◆ **Task brief**: Print, exactly as they appear, only the lines from the line that contains "Enumerate this screenshot's" through the end of the listing.

--- Records for this task ---

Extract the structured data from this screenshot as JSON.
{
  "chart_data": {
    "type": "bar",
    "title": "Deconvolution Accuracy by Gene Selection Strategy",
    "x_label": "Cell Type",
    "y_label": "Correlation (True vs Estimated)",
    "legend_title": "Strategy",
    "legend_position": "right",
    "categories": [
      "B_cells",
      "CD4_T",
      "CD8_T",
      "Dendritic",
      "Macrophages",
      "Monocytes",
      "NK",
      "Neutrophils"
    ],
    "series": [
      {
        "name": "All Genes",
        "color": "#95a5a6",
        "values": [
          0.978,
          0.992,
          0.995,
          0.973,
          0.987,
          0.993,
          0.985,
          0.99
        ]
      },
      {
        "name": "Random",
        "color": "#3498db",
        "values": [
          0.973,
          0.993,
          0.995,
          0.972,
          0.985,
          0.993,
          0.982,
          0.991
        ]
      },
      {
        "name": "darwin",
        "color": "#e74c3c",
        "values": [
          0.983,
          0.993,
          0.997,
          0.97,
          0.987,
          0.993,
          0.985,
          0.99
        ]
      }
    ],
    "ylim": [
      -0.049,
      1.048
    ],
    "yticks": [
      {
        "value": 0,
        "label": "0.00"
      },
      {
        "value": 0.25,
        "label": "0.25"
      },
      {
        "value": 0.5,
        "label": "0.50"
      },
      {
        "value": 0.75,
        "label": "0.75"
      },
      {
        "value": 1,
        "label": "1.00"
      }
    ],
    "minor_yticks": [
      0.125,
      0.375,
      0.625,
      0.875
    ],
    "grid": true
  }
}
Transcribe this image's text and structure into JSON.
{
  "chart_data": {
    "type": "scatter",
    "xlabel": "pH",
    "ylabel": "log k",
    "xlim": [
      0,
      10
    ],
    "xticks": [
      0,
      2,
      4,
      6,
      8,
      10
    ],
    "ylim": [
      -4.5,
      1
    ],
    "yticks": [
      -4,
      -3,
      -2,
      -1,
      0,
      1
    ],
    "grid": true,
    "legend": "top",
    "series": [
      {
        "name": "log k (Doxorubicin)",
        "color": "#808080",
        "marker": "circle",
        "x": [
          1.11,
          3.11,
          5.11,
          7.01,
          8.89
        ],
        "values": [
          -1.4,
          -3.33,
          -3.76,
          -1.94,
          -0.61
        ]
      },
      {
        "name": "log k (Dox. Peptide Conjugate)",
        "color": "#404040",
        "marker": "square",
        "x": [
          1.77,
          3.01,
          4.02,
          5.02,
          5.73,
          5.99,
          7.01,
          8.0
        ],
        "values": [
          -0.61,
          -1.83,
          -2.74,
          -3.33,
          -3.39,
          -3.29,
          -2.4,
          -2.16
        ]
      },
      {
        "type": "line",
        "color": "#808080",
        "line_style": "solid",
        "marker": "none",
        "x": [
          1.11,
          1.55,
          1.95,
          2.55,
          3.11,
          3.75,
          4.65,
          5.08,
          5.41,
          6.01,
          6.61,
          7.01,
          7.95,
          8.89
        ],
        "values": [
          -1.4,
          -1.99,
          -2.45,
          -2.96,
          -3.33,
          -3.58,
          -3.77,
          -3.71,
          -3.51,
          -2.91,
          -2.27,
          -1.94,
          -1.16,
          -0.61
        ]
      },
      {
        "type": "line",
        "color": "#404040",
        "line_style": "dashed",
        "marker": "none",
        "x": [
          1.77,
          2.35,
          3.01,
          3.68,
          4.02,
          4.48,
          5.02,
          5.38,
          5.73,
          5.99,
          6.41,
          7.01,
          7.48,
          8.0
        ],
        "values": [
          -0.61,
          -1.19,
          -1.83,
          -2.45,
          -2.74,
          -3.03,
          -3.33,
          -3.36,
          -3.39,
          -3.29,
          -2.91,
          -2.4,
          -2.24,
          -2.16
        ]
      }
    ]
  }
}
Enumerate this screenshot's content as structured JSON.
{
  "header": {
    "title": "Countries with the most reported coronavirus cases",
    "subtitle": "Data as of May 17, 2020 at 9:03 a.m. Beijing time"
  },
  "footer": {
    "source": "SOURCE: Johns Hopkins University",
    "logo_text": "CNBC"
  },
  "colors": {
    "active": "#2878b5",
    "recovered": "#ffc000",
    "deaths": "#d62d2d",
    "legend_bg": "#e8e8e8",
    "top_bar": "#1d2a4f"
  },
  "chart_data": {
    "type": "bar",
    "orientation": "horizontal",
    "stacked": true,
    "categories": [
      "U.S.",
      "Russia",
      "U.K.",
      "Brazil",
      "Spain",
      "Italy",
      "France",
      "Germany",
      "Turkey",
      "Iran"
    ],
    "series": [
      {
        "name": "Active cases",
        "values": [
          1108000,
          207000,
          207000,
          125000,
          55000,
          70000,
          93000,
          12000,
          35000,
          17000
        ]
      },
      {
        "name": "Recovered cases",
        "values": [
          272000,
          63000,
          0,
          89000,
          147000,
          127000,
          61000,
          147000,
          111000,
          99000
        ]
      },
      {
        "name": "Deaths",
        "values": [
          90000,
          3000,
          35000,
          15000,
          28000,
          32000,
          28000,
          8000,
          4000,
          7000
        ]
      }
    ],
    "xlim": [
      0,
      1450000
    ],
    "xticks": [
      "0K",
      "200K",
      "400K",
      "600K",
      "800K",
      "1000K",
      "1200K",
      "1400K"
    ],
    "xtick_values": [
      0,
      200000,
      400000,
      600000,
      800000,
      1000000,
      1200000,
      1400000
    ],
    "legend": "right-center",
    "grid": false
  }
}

---

◆ **Response box**:
Enumerate this screenshot's content as structured JSON.
{
  "header": {
    "title": "Countries with the most reported coronavirus cases",
    "subtitle": "Data as of May 17, 2020 at 9:03 a.m. Beijing time"
  },
  "footer": {
    "source": "SOURCE: Johns Hopkins University",
    "logo_text": "CNBC"
  },
  "colors": {
    "active": "#2878b5",
    "recovered": "#ffc000",
    "deaths": "#d62d2d",
    "legend_bg": "#e8e8e8",
    "top_bar": "#1d2a4f"
  },
  "chart_data": {
    "type": "bar",
    "orientation": "horizontal",
    "stacked": true,
    "categories": [
      "U.S.",
      "Russia",
      "U.K.",
      "Brazil",
      "Spain",
      "Italy",
      "France",
      "Germany",
      "Turkey",
      "Iran"
    ],
    "series": [
      {
        "name": "Active cases",
        "values": [
          1108000,
          207000,
          207000,
          125000,
          55000,
          70000,
          93000,
          12000,
          35000,
          17000
        ]
      },
      {
        "name": "Recovered cases",
        "values": [
          272000,
          63000,
          0,
          89000,
          147000,
          127000,
          61000,
          147000,
          111000,
          99000
        ]
      },
      {
        "name": "Deaths",
        "values": [
          90000,
          3000,
          35000,
          15000,
          28000,
          32000,
          28000,
          8000,
          4000,
          7000
        ]
      }
    ],
    "xlim": [
      0,
      1450000
    ],
    "xticks": [
      "0K",
      "200K",
      "400K",
      "600K",
      "800K",
      "1000K",
      "1200K",
      "1400K"
    ],
    "xtick_values": [
      0,
      200000,
      400000,
      600000,
      800000,
      1000000,
      1200000,
      1400000
    ],
    "legend": "right-center",
    "grid": false
  }
}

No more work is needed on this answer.